▶ [Task to carry out] Leaving out the pictures, transcribe all of the records faithfully.

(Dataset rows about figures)
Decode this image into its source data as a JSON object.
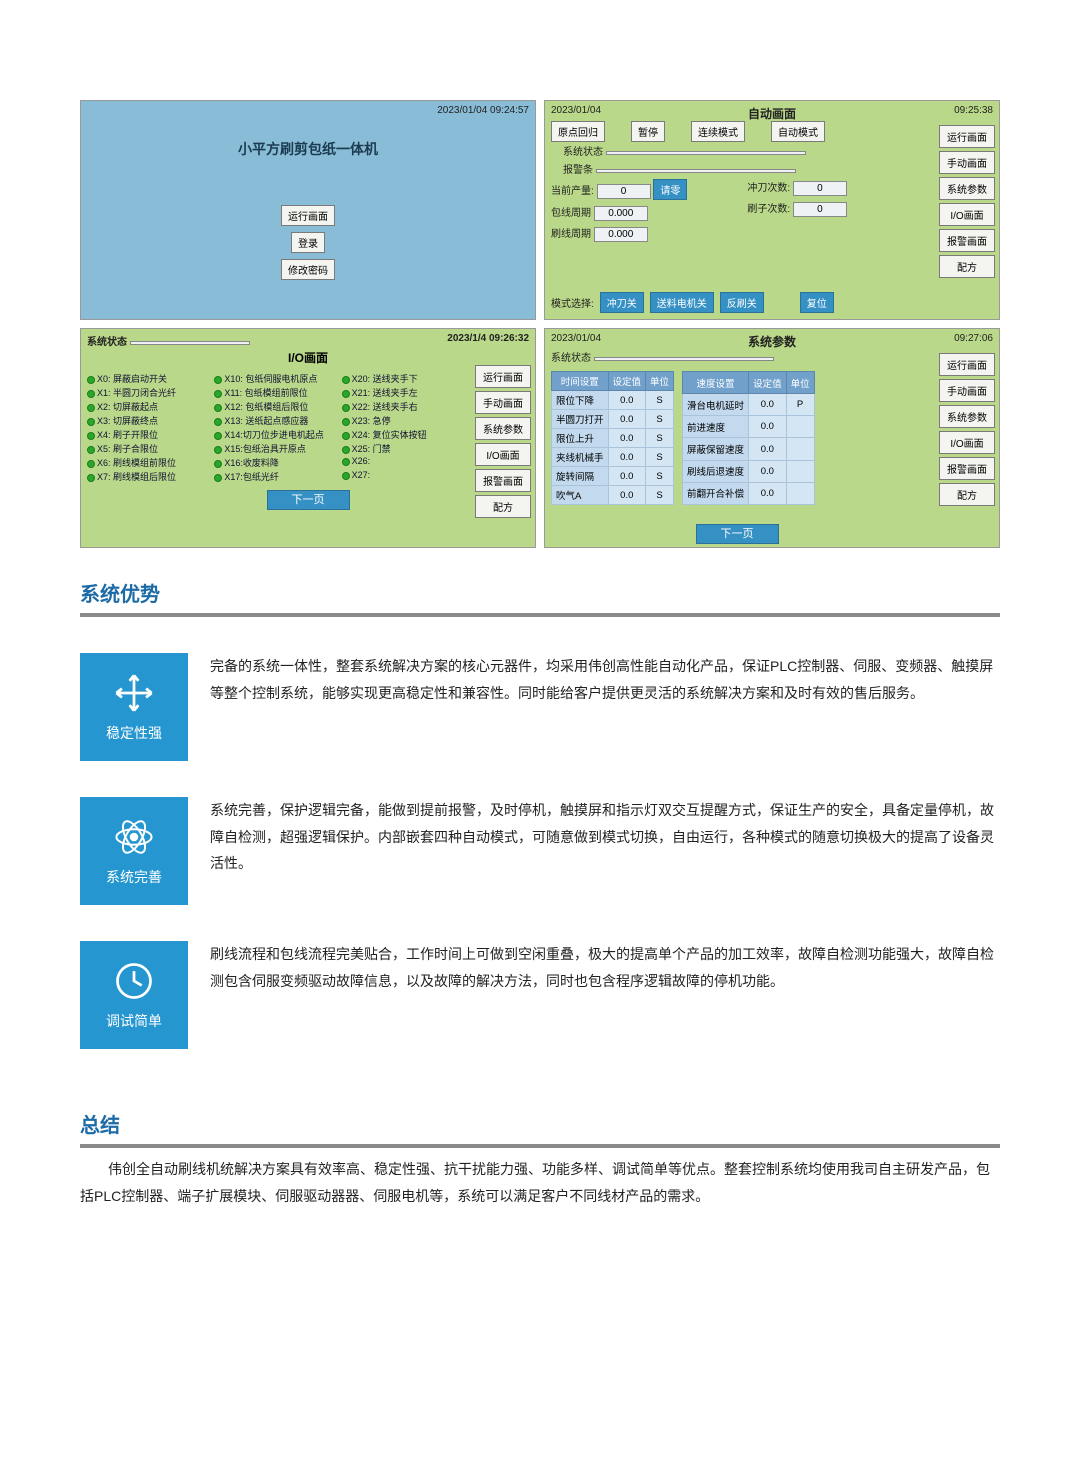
{
  "colors": {
    "accent": "#2596d0",
    "head": "#1c6ba6",
    "rule": "#8a8a8a",
    "pane_blue": "#89bcd6",
    "pane_green": "#b9d889",
    "btn_bg": "#f4f4f0",
    "btn_blue": "#3590c4",
    "io_dot": "#2ba52b"
  },
  "screens": {
    "login": {
      "timestamp": "2023/01/04 09:24:57",
      "title": "小平方刷剪包纸一体机",
      "buttons": [
        "运行画面",
        "登录",
        "修改密码"
      ]
    },
    "auto": {
      "timestamp_left": "2023/01/04",
      "title": "自动画面",
      "timestamp_right": "09:25:38",
      "topbar": [
        "原点回归",
        "暂停",
        "连续模式",
        "自动模式"
      ],
      "status_label": "系统状态",
      "alarm_label": "报警条",
      "fields": {
        "当前产量:": "0",
        "包线周期": "0.000",
        "刷线周期": "0.000",
        "冲刀次数:": "0",
        "刷子次数:": "0"
      },
      "clear_btn": "请零",
      "mode_label": "模式选择:",
      "mode_btns": [
        "冲刀关",
        "送料电机关",
        "反刷关",
        "复位"
      ],
      "nav": [
        "运行画面",
        "手动画面",
        "系统参数",
        "I/O画面",
        "报警画面",
        "配方"
      ]
    },
    "io": {
      "status_label": "系统状态",
      "timestamp": "2023/1/4 09:26:32",
      "title": "I/O画面",
      "items": [
        "X0: 屏蔽启动开关",
        "X10: 包纸伺服电机原点",
        "X20: 送线夹手下",
        "X1: 半圆刀闭合光纤",
        "X11: 包纸模组前限位",
        "X21: 送线夹手左",
        "X2: 切屏蔽起点",
        "X12: 包纸模组后限位",
        "X22: 送线夹手右",
        "X3: 切屏蔽终点",
        "X13: 送纸起点感应器",
        "X23: 急停",
        "X4: 刷子开限位",
        "X14:切刀位步进电机起点",
        "X24: 复位实体按钮",
        "X5: 刷子合限位",
        "X15:包纸治具开原点",
        "X25: 门禁",
        "X6: 刷线模组前限位",
        "X16:收废料降",
        "X26:",
        "X7: 刷线模组后限位",
        "X17:包纸光纤",
        "X27:"
      ],
      "next": "下一页",
      "nav": [
        "运行画面",
        "手动画面",
        "系统参数",
        "I/O画面",
        "报警画面",
        "配方"
      ]
    },
    "params": {
      "timestamp_left": "2023/01/04",
      "title": "系统参数",
      "timestamp_right": "09:27:06",
      "status_label": "系统状态",
      "left_header": [
        "时间设置",
        "设定值",
        "单位"
      ],
      "right_header": [
        "速度设置",
        "设定值",
        "单位"
      ],
      "left_rows": [
        [
          "限位下降",
          "0.0",
          "S"
        ],
        [
          "半圆刀打开",
          "0.0",
          "S"
        ],
        [
          "限位上升",
          "0.0",
          "S"
        ],
        [
          "夹线机械手",
          "0.0",
          "S"
        ],
        [
          "旋转间隔",
          "0.0",
          "S"
        ],
        [
          "吹气A",
          "0.0",
          "S"
        ]
      ],
      "right_rows": [
        [
          "滑台电机延时",
          "0.0",
          "P"
        ],
        [
          "前进速度",
          "0.0",
          ""
        ],
        [
          "屏蔽保留速度",
          "0.0",
          ""
        ],
        [
          "刷线后退速度",
          "0.0",
          ""
        ],
        [
          "前翻开合补偿",
          "0.0",
          ""
        ]
      ],
      "next": "下一页",
      "nav": [
        "运行画面",
        "手动画面",
        "系统参数",
        "I/O画面",
        "报警画面",
        "配方"
      ]
    }
  },
  "adv_head": "系统优势",
  "advantages": [
    {
      "icon": "arrows",
      "title": "稳定性强",
      "text": "完备的系统一体性，整套系统解决方案的核心元器件，均采用伟创高性能自动化产品，保证PLC控制器、伺服、变频器、触摸屏等整个控制系统，能够实现更高稳定性和兼容性。同时能给客户提供更灵活的系统解决方案和及时有效的售后服务。"
    },
    {
      "icon": "atom",
      "title": "系统完善",
      "text": "系统完善，保护逻辑完备，能做到提前报警，及时停机，触摸屏和指示灯双交互提醒方式，保证生产的安全，具备定量停机，故障自检测，超强逻辑保护。内部嵌套四种自动模式，可随意做到模式切换，自由运行，各种模式的随意切换极大的提高了设备灵活性。"
    },
    {
      "icon": "clock",
      "title": "调试简单",
      "text": "刷线流程和包线流程完美贴合，工作时间上可做到空闲重叠，极大的提高单个产品的加工效率，故障自检测功能强大，故障自检测包含伺服变频驱动故障信息，以及故障的解决方法，同时也包含程序逻辑故障的停机功能。"
    }
  ],
  "summary_head": "总结",
  "summary_text": "伟创全自动刷线机统解决方案具有效率高、稳定性强、抗干扰能力强、功能多样、调试简单等优点。整套控制系统均使用我司自主研发产品，包括PLC控制器、端子扩展模块、伺服驱动器器、伺服电机等，系统可以满足客户不同线材产品的需求。"
}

▶ [Output of the exercise]
Decode this image into its source data as a JSON object.
{
  "colors": {
    "accent": "#2596d0",
    "head": "#1c6ba6",
    "rule": "#8a8a8a",
    "pane_blue": "#89bcd6",
    "pane_green": "#b9d889",
    "btn_bg": "#f4f4f0",
    "btn_blue": "#3590c4",
    "io_dot": "#2ba52b"
  },
  "screens": {
    "login": {
      "timestamp": "2023/01/04 09:24:57",
      "title": "小平方刷剪包纸一体机",
      "buttons": [
        "运行画面",
        "登录",
        "修改密码"
      ]
    },
    "auto": {
      "timestamp_left": "2023/01/04",
      "title": "自动画面",
      "timestamp_right": "09:25:38",
      "topbar": [
        "原点回归",
        "暂停",
        "连续模式",
        "自动模式"
      ],
      "status_label": "系统状态",
      "alarm_label": "报警条",
      "fields": {
        "当前产量:": "0",
        "包线周期": "0.000",
        "刷线周期": "0.000",
        "冲刀次数:": "0",
        "刷子次数:": "0"
      },
      "clear_btn": "请零",
      "mode_label": "模式选择:",
      "mode_btns": [
        "冲刀关",
        "送料电机关",
        "反刷关",
        "复位"
      ],
      "nav": [
        "运行画面",
        "手动画面",
        "系统参数",
        "I/O画面",
        "报警画面",
        "配方"
      ]
    },
    "io": {
      "status_label": "系统状态",
      "timestamp": "2023/1/4 09:26:32",
      "title": "I/O画面",
      "items": [
        "X0: 屏蔽启动开关",
        "X10: 包纸伺服电机原点",
        "X20: 送线夹手下",
        "X1: 半圆刀闭合光纤",
        "X11: 包纸模组前限位",
        "X21: 送线夹手左",
        "X2: 切屏蔽起点",
        "X12: 包纸模组后限位",
        "X22: 送线夹手右",
        "X3: 切屏蔽终点",
        "X13: 送纸起点感应器",
        "X23: 急停",
        "X4: 刷子开限位",
        "X14:切刀位步进电机起点",
        "X24: 复位实体按钮",
        "X5: 刷子合限位",
        "X15:包纸治具开原点",
        "X25: 门禁",
        "X6: 刷线模组前限位",
        "X16:收废料降",
        "X26:",
        "X7: 刷线模组后限位",
        "X17:包纸光纤",
        "X27:"
      ],
      "next": "下一页",
      "nav": [
        "运行画面",
        "手动画面",
        "系统参数",
        "I/O画面",
        "报警画面",
        "配方"
      ]
    },
    "params": {
      "timestamp_left": "2023/01/04",
      "title": "系统参数",
      "timestamp_right": "09:27:06",
      "status_label": "系统状态",
      "left_header": [
        "时间设置",
        "设定值",
        "单位"
      ],
      "right_header": [
        "速度设置",
        "设定值",
        "单位"
      ],
      "left_rows": [
        [
          "限位下降",
          "0.0",
          "S"
        ],
        [
          "半圆刀打开",
          "0.0",
          "S"
        ],
        [
          "限位上升",
          "0.0",
          "S"
        ],
        [
          "夹线机械手",
          "0.0",
          "S"
        ],
        [
          "旋转间隔",
          "0.0",
          "S"
        ],
        [
          "吹气A",
          "0.0",
          "S"
        ]
      ],
      "right_rows": [
        [
          "滑台电机延时",
          "0.0",
          "P"
        ],
        [
          "前进速度",
          "0.0",
          ""
        ],
        [
          "屏蔽保留速度",
          "0.0",
          ""
        ],
        [
          "刷线后退速度",
          "0.0",
          ""
        ],
        [
          "前翻开合补偿",
          "0.0",
          ""
        ]
      ],
      "next": "下一页",
      "nav": [
        "运行画面",
        "手动画面",
        "系统参数",
        "I/O画面",
        "报警画面",
        "配方"
      ]
    }
  },
  "adv_head": "系统优势",
  "advantages": [
    {
      "icon": "arrows",
      "title": "稳定性强",
      "text": "完备的系统一体性，整套系统解决方案的核心元器件，均采用伟创高性能自动化产品，保证PLC控制器、伺服、变频器、触摸屏等整个控制系统，能够实现更高稳定性和兼容性。同时能给客户提供更灵活的系统解决方案和及时有效的售后服务。"
    },
    {
      "icon": "atom",
      "title": "系统完善",
      "text": "系统完善，保护逻辑完备，能做到提前报警，及时停机，触摸屏和指示灯双交互提醒方式，保证生产的安全，具备定量停机，故障自检测，超强逻辑保护。内部嵌套四种自动模式，可随意做到模式切换，自由运行，各种模式的随意切换极大的提高了设备灵活性。"
    },
    {
      "icon": "clock",
      "title": "调试简单",
      "text": "刷线流程和包线流程完美贴合，工作时间上可做到空闲重叠，极大的提高单个产品的加工效率，故障自检测功能强大，故障自检测包含伺服变频驱动故障信息，以及故障的解决方法，同时也包含程序逻辑故障的停机功能。"
    }
  ],
  "summary_head": "总结",
  "summary_text": "伟创全自动刷线机统解决方案具有效率高、稳定性强、抗干扰能力强、功能多样、调试简单等优点。整套控制系统均使用我司自主研发产品，包括PLC控制器、端子扩展模块、伺服驱动器器、伺服电机等，系统可以满足客户不同线材产品的需求。"
}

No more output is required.